**What you will do**
Reproduce the entries below in full, word for word.

**Records**
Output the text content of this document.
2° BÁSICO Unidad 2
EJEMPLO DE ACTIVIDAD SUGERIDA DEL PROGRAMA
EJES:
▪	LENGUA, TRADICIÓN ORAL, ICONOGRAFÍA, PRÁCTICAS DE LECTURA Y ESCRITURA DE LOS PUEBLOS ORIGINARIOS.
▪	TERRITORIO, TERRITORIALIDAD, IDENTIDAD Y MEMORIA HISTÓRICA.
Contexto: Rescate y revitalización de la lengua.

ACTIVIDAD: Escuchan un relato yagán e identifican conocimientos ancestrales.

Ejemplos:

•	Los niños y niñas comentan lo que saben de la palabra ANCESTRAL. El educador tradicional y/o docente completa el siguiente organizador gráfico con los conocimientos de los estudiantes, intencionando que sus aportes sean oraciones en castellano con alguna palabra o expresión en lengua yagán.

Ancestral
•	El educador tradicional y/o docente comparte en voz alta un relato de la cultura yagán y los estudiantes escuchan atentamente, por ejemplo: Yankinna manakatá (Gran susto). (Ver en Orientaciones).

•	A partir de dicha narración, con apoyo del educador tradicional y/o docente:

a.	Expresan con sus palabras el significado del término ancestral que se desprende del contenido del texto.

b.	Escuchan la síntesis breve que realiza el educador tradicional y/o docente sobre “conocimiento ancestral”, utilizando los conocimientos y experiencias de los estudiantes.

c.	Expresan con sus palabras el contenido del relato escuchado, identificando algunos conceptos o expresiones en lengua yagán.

**Answer to the task**
Output the text content of this document.
2° BÁSICO Unidad 2
EJEMPLO DE ACTIVIDAD SUGERIDA DEL PROGRAMA
EJES:
▪	LENGUA, TRADICIÓN ORAL, ICONOGRAFÍA, PRÁCTICAS DE LECTURA Y ESCRITURA DE LOS PUEBLOS ORIGINARIOS.
▪	TERRITORIO, TERRITORIALIDAD, IDENTIDAD Y MEMORIA HISTÓRICA.
Contexto: Rescate y revitalización de la lengua.

ACTIVIDAD: Escuchan un relato yagán e identifican conocimientos ancestrales.

Ejemplos:

•	Los niños y niñas comentan lo que saben de la palabra ANCESTRAL. El educador tradicional y/o docente completa el siguiente organizador gráfico con los conocimientos de los estudiantes, intencionando que sus aportes sean oraciones en castellano con alguna palabra o expresión en lengua yagán.

Ancestral
•	El educador tradicional y/o docente comparte en voz alta un relato de la cultura yagán y los estudiantes escuchan atentamente, por ejemplo: Yankinna manakatá (Gran susto). (Ver en Orientaciones).

•	A partir de dicha narración, con apoyo del educador tradicional y/o docente:

a.	Expresan con sus palabras el significado del término ancestral que se desprende del contenido del texto.

b.	Escuchan la síntesis breve que realiza el educador tradicional y/o docente sobre “conocimiento ancestral”, utilizando los conocimientos y experiencias de los estudiantes.

c.	Expresan con sus palabras el contenido del relato escuchado, identificando algunos conceptos o expresiones en lengua yagán.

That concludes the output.